* Written instruction: Wherever the word "Phone" appears in a line, extract that line.

* Data entries:
========

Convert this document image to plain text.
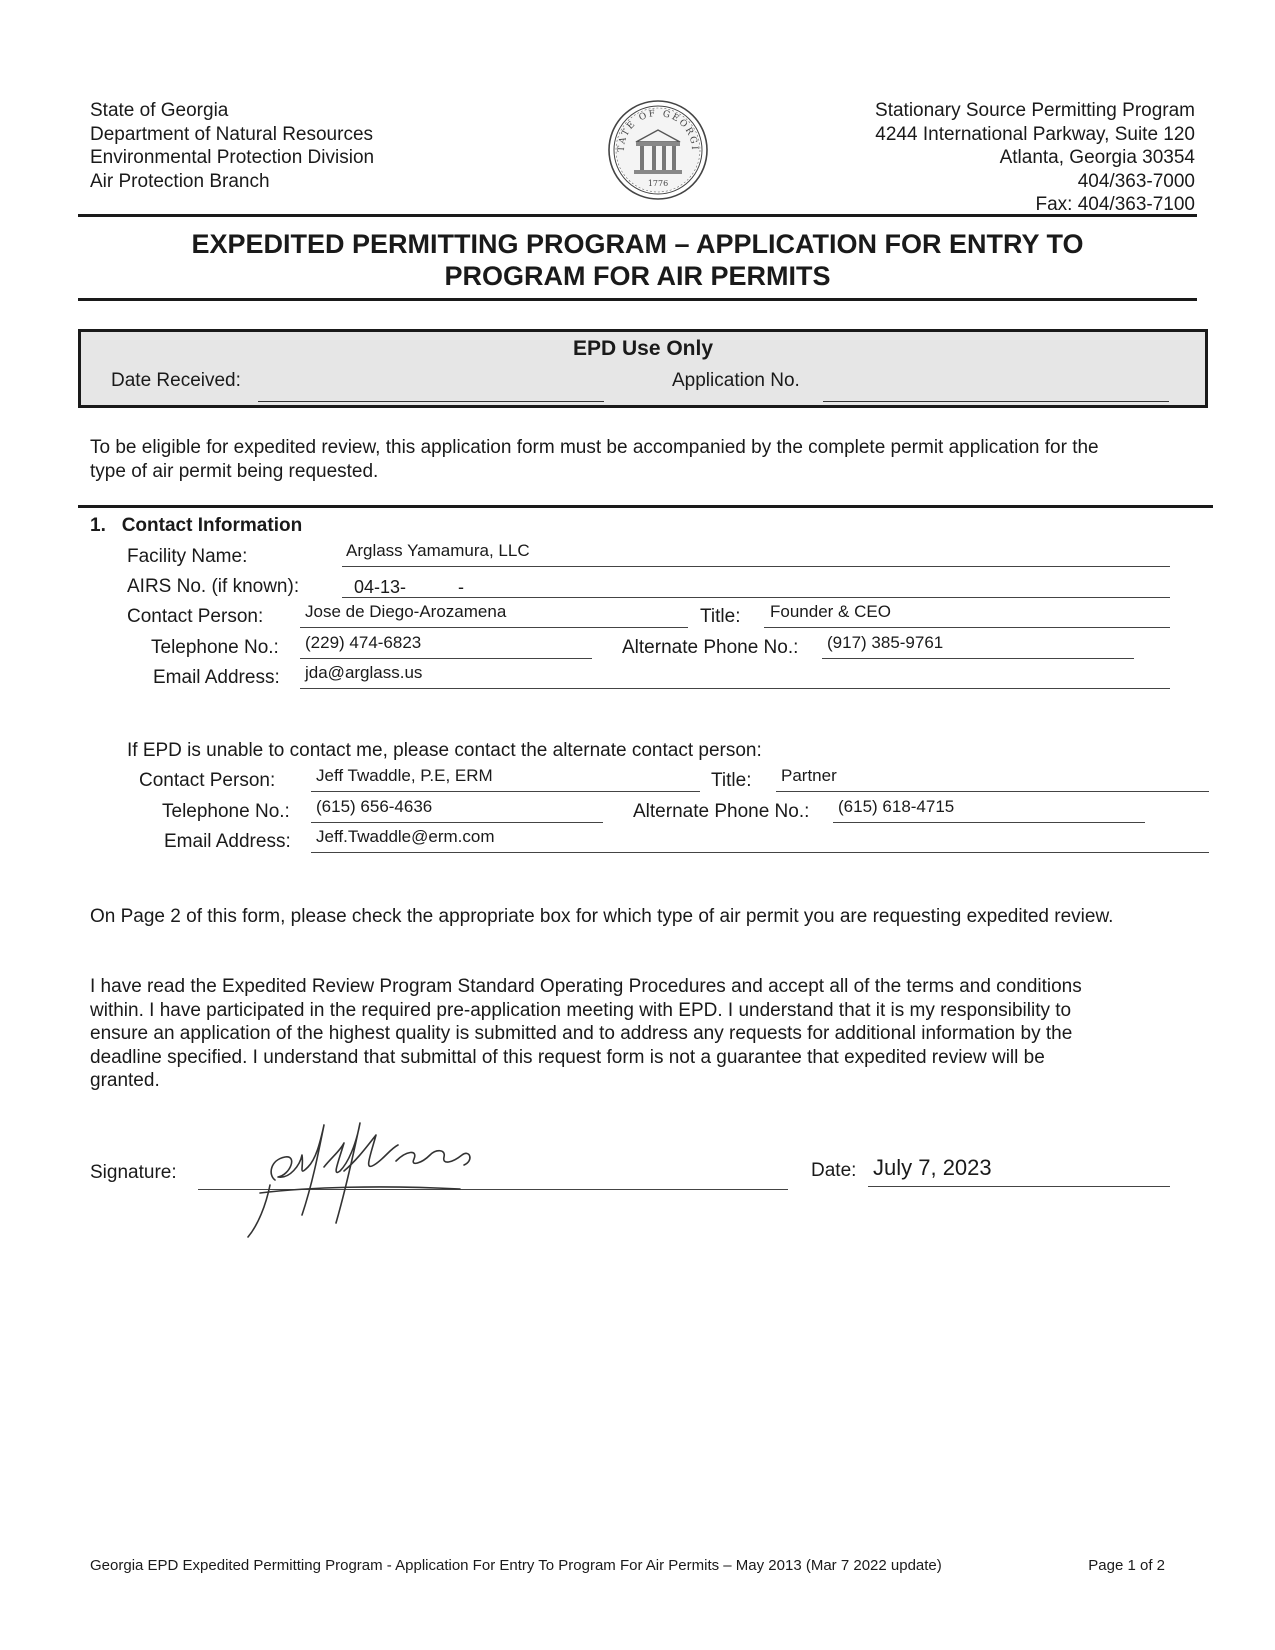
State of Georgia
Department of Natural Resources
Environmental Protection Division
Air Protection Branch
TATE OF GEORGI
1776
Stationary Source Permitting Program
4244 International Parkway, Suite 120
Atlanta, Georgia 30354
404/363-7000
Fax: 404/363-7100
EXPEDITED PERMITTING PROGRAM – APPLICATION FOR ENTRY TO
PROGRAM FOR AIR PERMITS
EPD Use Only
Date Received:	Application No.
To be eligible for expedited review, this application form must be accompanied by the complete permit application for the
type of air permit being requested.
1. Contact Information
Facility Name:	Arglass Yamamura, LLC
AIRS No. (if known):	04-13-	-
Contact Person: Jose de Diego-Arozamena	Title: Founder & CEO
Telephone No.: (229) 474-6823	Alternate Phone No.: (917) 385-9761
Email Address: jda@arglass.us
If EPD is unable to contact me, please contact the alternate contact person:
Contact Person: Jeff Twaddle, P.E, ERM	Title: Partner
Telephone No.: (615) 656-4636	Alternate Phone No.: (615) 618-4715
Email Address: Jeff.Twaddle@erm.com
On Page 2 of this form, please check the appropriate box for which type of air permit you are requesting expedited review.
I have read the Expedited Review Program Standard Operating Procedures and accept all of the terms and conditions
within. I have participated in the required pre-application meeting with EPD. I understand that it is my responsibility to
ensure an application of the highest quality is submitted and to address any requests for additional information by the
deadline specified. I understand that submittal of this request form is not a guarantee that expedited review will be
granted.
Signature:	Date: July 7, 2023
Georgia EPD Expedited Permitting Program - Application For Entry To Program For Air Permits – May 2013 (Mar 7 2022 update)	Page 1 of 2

========

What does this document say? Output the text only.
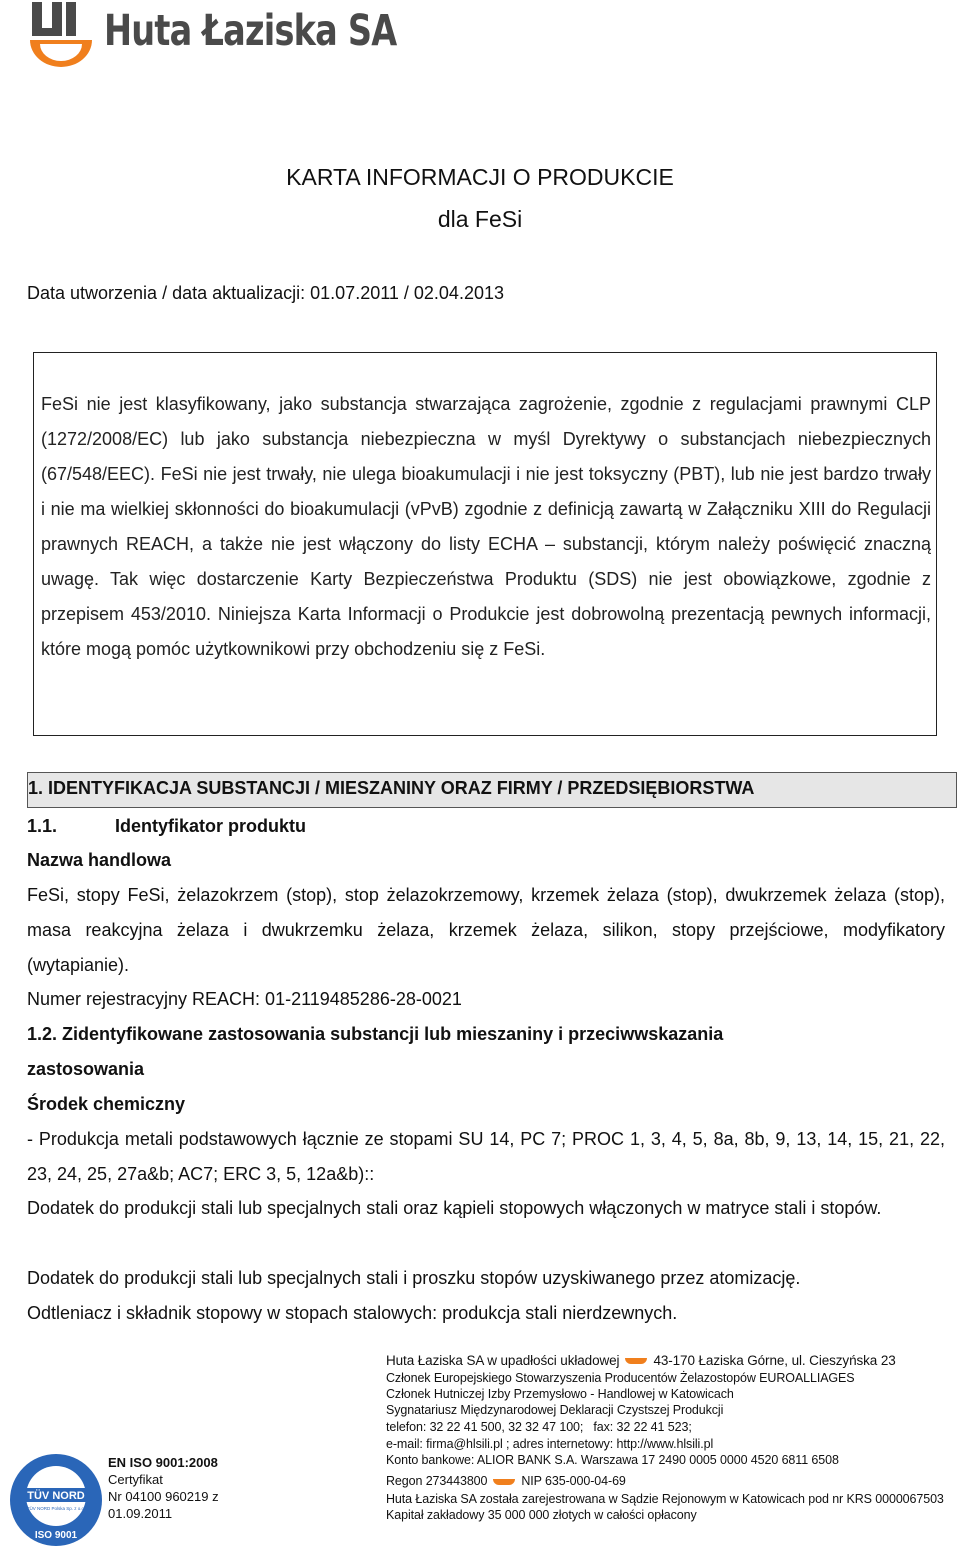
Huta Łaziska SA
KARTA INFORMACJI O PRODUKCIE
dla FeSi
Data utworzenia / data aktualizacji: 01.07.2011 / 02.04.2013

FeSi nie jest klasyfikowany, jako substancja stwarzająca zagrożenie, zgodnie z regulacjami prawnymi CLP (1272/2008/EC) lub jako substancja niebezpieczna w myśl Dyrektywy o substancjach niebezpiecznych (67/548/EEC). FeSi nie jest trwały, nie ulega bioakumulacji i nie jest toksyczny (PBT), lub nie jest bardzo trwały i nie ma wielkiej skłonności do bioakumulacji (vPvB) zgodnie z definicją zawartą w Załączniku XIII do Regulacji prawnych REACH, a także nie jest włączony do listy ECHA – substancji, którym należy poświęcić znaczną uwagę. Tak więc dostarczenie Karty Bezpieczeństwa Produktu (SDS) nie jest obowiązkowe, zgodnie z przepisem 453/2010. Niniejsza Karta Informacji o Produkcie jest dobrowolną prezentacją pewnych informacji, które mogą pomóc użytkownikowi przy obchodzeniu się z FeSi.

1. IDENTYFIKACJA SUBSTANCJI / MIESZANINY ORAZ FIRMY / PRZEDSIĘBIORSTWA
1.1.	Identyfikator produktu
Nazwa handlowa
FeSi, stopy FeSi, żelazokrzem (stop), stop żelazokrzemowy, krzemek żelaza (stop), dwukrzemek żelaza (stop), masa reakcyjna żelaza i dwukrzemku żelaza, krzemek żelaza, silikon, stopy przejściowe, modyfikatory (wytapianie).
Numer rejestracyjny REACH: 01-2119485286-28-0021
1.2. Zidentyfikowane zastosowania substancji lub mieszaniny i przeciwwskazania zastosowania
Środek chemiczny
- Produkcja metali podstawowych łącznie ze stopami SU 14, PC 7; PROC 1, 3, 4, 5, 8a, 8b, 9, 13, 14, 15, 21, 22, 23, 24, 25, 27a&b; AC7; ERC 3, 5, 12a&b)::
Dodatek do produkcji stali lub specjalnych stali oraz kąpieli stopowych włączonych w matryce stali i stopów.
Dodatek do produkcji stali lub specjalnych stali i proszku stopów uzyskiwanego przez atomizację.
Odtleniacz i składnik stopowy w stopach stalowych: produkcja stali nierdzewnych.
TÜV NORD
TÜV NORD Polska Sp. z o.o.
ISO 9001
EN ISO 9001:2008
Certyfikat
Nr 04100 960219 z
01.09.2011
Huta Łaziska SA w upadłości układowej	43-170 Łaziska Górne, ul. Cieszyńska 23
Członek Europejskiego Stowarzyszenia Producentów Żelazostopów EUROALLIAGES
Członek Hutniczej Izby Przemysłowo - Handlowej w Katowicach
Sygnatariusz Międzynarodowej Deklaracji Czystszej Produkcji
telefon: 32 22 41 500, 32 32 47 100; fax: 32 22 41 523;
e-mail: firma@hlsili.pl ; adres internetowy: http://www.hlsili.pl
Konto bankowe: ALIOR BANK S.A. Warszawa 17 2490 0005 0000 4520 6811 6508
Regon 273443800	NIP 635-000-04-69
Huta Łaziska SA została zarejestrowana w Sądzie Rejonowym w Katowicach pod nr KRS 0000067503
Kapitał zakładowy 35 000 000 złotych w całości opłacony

========

* Result for this exercise:
Telephone No.: (229) 474-6823	Alternate Phone No.: (917) 385-9761
Telephone No.: (615) 656-4636	Alternate Phone No.: (615) 618-4715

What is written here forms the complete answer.